- Exercise objective
Report the number of lines where the string "JSON" occurs, and write nothing else.

- Records to use
· · · ·

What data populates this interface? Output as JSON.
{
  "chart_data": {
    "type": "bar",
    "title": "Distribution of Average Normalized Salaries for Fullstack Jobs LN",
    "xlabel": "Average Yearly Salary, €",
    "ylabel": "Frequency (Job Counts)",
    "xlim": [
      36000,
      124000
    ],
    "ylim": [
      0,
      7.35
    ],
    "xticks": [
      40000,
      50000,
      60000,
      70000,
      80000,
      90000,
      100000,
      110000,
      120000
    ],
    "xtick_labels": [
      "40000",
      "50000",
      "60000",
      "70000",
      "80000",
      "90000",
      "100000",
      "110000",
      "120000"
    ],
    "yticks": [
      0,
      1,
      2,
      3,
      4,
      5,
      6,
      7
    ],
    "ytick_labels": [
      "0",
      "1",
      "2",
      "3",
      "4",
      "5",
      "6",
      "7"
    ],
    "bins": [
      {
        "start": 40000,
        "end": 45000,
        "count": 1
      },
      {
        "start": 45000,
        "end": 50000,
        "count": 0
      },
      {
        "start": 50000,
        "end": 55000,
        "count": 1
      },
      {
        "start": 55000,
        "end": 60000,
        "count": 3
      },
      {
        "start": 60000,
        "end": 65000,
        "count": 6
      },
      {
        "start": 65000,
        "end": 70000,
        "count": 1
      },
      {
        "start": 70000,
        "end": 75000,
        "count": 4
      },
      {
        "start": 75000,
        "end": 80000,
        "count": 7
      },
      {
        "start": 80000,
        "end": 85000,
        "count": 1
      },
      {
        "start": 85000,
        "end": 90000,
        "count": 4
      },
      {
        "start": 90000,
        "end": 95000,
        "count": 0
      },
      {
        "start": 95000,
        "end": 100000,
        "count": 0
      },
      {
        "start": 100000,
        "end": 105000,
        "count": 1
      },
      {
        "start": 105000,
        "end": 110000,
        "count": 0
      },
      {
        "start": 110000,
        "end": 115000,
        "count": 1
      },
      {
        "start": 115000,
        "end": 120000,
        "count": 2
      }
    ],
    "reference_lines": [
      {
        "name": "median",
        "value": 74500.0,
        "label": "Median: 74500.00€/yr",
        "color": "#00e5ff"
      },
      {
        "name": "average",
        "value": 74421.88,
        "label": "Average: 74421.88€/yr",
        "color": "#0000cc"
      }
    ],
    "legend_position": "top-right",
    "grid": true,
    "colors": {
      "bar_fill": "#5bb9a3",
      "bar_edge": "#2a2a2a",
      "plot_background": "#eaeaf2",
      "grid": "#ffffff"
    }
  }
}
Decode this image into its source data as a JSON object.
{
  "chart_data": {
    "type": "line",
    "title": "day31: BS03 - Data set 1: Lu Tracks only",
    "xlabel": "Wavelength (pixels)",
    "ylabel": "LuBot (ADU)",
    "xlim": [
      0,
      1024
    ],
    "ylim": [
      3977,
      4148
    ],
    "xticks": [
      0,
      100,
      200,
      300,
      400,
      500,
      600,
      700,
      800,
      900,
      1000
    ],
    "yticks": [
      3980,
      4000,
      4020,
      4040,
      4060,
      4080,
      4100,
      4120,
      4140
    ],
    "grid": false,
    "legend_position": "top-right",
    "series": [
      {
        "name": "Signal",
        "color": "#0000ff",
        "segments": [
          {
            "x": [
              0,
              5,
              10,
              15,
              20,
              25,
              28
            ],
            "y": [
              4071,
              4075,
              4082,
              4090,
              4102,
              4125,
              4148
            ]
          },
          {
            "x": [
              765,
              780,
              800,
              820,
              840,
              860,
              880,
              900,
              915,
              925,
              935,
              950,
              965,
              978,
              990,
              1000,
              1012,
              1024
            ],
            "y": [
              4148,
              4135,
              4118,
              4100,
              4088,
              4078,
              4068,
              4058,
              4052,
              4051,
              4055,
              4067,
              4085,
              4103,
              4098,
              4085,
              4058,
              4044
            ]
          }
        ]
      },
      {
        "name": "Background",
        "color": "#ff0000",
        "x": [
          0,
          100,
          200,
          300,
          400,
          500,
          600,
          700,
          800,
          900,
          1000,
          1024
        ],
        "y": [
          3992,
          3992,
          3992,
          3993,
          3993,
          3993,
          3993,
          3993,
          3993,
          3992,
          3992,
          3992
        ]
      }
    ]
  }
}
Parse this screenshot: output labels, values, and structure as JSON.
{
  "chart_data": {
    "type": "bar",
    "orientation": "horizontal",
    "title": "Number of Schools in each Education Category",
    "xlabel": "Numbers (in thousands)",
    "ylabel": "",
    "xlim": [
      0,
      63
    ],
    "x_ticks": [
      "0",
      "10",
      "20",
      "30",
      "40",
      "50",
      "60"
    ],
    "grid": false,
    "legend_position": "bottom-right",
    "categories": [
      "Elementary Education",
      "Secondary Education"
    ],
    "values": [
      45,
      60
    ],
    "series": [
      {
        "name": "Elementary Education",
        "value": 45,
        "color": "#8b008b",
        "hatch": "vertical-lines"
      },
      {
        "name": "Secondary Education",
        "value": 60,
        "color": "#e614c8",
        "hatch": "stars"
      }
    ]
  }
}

· · · ·

- Exercise response
3